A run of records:
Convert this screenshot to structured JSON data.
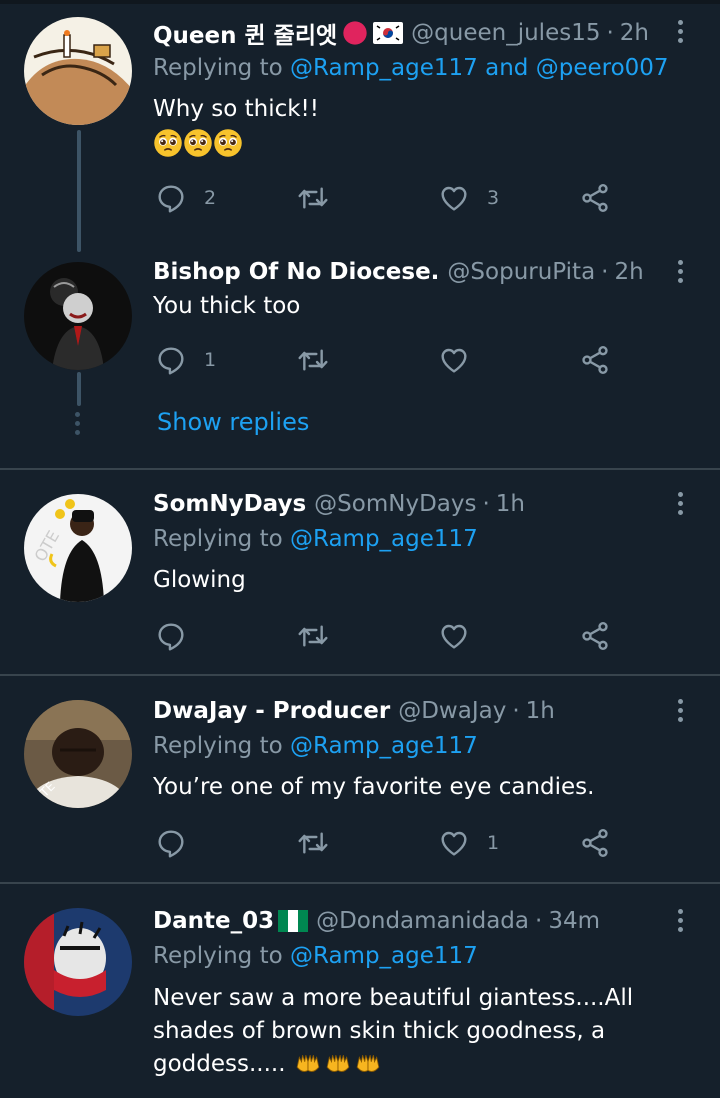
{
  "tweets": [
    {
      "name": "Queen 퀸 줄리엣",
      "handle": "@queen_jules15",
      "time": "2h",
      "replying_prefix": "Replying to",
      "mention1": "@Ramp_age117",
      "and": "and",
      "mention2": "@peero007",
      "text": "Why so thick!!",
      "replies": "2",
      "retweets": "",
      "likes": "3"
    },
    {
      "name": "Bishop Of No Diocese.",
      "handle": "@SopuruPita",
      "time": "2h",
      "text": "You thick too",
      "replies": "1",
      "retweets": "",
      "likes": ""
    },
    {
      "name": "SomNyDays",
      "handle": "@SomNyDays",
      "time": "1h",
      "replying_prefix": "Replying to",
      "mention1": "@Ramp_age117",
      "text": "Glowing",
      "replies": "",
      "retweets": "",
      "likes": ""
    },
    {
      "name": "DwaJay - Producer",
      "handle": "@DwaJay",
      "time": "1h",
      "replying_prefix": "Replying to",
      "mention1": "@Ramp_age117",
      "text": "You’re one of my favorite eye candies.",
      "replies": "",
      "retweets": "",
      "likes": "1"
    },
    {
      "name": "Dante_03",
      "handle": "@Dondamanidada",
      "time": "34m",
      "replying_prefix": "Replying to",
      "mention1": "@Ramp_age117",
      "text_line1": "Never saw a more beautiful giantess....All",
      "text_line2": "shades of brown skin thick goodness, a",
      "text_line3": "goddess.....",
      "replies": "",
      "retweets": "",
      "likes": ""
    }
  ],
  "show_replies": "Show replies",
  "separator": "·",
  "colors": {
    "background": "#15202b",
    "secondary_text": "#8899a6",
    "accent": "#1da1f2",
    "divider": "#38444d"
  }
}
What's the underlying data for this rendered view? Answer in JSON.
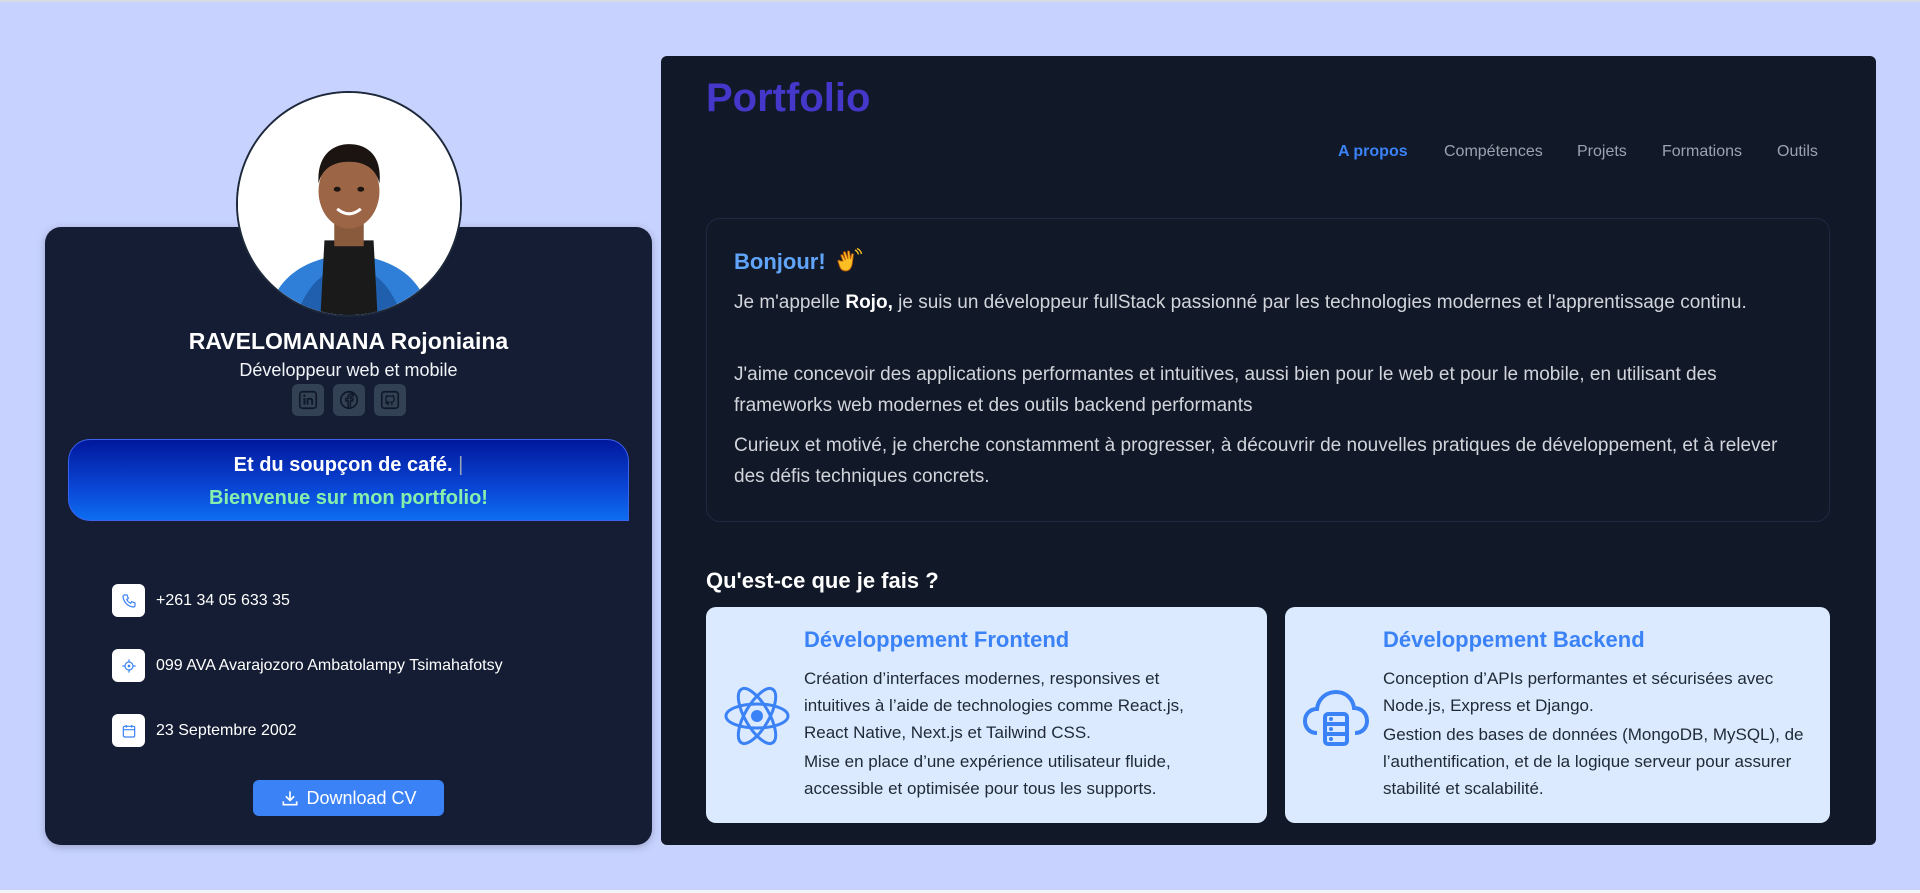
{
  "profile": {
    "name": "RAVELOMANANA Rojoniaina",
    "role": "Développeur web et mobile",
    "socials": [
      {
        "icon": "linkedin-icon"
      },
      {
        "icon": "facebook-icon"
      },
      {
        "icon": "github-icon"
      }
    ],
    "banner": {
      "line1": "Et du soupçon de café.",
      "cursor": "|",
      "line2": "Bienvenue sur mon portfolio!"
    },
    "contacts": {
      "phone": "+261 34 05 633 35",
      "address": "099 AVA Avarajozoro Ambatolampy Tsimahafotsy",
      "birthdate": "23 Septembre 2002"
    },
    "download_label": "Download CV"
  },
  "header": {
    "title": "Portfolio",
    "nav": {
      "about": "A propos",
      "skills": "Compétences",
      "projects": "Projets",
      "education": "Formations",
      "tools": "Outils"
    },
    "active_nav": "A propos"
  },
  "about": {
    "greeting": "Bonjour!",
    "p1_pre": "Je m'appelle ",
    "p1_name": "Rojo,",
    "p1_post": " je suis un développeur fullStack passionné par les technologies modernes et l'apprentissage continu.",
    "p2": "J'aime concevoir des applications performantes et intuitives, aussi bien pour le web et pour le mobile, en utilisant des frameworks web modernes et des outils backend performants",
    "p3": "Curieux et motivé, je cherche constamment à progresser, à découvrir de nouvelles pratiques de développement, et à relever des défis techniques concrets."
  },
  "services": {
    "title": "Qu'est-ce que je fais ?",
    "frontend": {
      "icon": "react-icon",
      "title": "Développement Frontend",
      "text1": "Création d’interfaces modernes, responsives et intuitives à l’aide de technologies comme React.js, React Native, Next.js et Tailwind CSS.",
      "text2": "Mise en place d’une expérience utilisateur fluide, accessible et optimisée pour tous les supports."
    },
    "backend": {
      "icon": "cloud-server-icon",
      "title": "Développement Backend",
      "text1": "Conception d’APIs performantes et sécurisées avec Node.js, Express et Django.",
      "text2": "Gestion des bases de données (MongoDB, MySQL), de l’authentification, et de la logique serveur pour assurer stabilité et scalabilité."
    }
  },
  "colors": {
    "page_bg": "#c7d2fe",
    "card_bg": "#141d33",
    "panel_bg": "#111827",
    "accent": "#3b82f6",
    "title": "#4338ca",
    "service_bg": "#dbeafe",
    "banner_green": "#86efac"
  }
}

* * *

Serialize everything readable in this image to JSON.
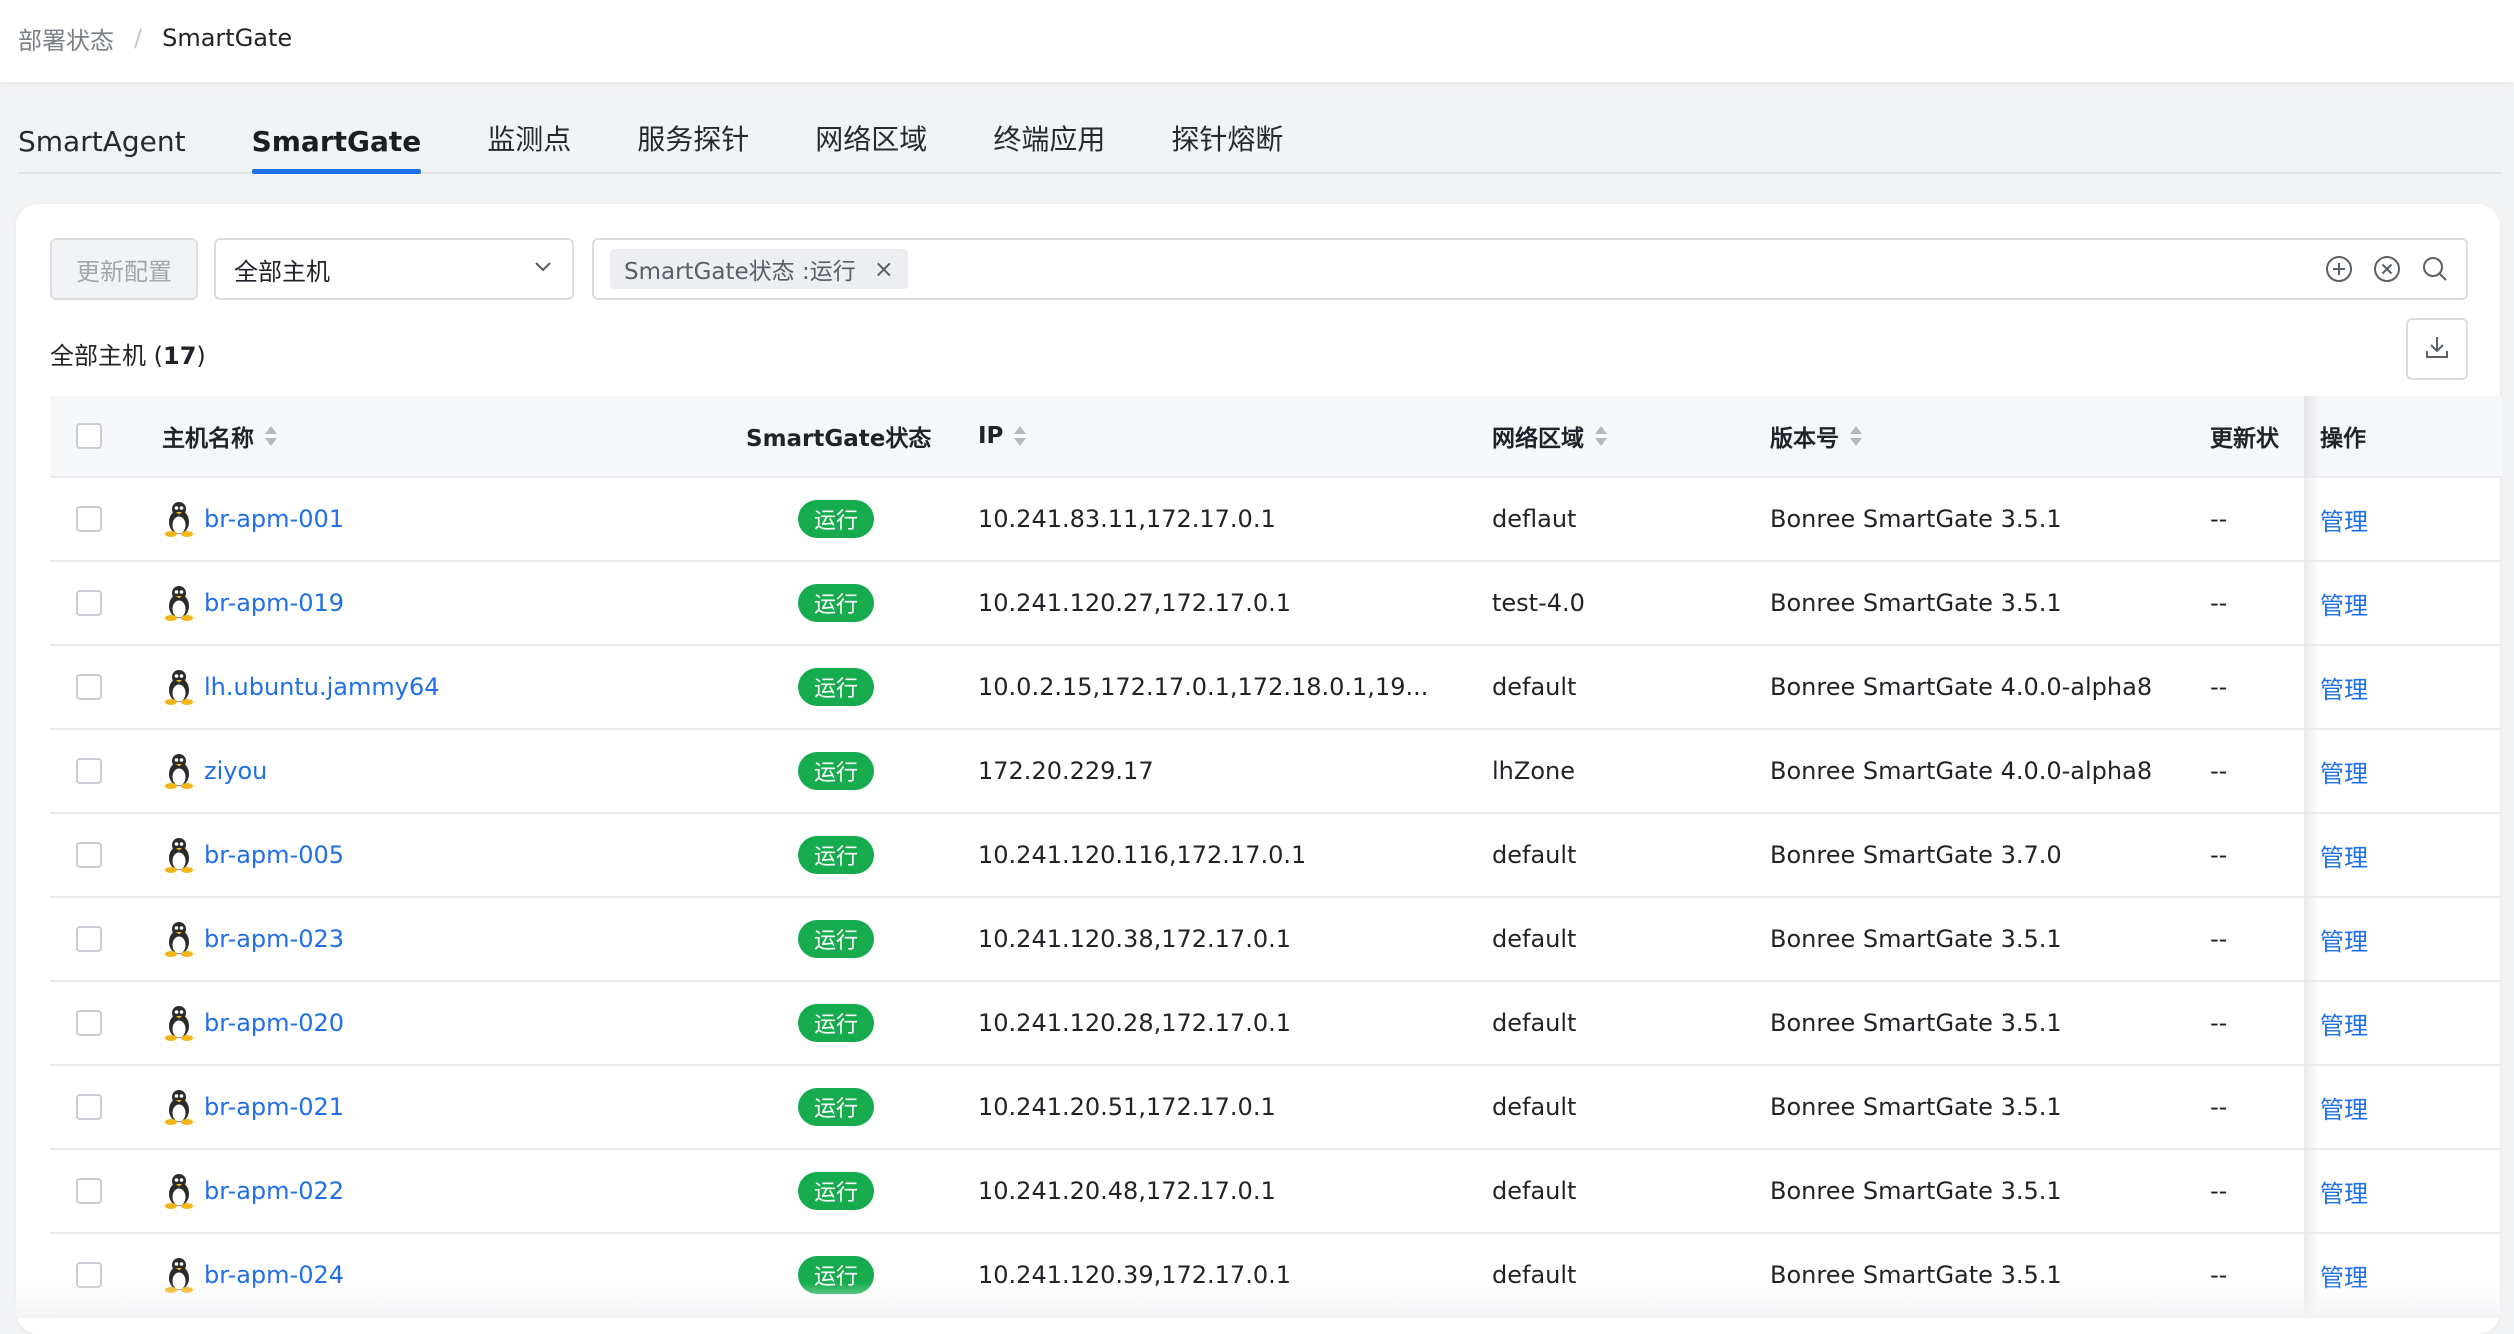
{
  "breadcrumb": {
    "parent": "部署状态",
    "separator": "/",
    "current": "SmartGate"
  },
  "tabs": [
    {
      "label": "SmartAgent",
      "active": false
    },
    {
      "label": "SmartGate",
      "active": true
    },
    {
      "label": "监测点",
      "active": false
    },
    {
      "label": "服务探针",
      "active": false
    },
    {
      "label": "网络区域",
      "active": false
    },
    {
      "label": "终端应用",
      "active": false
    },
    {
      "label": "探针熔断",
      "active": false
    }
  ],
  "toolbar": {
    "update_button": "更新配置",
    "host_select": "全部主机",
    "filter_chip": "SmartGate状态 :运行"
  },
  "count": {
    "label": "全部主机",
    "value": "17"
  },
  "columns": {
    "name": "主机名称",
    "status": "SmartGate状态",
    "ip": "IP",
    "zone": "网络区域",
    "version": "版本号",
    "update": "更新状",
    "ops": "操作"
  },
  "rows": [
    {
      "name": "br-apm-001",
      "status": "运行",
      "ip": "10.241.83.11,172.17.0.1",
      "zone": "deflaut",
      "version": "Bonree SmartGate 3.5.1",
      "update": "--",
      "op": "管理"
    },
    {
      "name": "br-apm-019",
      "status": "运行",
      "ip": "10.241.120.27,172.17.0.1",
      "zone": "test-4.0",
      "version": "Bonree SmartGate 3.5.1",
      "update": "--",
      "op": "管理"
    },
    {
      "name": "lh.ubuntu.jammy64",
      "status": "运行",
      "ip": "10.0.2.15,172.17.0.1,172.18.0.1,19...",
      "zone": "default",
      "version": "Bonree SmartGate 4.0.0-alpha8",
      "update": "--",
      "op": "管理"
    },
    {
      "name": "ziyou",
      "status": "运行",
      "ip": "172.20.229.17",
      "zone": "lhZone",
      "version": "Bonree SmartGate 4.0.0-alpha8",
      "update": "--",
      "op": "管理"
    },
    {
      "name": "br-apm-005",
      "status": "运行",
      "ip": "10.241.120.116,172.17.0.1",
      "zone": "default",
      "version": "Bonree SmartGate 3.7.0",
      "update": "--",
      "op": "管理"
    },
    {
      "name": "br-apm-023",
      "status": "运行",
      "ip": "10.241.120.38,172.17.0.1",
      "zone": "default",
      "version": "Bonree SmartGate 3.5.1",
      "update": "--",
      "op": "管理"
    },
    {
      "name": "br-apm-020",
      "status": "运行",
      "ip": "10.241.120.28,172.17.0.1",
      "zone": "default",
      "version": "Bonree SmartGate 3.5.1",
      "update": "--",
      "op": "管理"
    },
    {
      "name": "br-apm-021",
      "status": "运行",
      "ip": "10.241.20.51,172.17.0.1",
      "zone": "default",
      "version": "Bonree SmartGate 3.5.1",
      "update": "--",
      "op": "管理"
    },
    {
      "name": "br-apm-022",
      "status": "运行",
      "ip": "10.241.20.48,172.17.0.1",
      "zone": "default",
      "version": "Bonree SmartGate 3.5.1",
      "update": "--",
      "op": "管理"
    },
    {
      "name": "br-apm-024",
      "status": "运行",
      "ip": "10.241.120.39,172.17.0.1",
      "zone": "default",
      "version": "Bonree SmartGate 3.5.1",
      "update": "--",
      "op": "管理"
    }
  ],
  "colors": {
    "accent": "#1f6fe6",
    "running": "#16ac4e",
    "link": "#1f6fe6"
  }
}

* * *

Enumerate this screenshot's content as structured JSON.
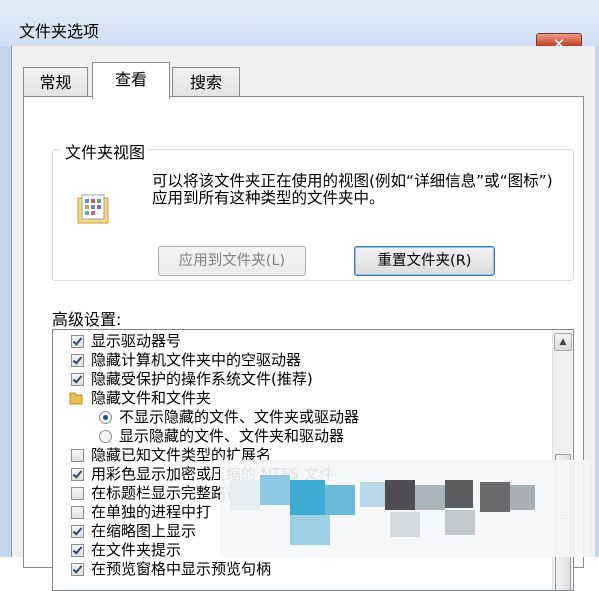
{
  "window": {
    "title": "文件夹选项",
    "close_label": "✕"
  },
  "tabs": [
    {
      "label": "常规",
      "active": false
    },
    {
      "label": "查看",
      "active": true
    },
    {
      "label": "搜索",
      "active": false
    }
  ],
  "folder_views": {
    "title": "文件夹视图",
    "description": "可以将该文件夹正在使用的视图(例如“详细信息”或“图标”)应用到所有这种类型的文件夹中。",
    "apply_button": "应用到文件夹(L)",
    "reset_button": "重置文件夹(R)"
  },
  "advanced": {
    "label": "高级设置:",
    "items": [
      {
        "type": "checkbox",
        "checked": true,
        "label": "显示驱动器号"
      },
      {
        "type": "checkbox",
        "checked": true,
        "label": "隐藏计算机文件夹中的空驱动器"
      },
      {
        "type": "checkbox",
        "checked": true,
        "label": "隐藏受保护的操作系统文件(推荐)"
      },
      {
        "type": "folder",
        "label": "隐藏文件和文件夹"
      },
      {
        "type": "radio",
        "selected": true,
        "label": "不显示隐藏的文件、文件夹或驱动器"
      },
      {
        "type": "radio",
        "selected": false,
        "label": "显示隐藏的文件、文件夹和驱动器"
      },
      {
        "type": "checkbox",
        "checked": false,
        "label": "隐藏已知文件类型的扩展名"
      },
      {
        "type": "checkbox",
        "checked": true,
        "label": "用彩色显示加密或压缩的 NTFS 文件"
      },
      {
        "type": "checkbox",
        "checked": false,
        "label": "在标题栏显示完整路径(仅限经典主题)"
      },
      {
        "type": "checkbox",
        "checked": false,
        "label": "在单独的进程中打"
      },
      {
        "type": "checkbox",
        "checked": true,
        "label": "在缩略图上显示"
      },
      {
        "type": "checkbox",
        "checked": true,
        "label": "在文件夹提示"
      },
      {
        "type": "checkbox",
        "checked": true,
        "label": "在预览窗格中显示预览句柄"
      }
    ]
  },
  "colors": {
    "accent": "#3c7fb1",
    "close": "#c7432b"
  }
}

#### Given instruction:
State only how many lines in the material include "thick".

#### Exercise response:
3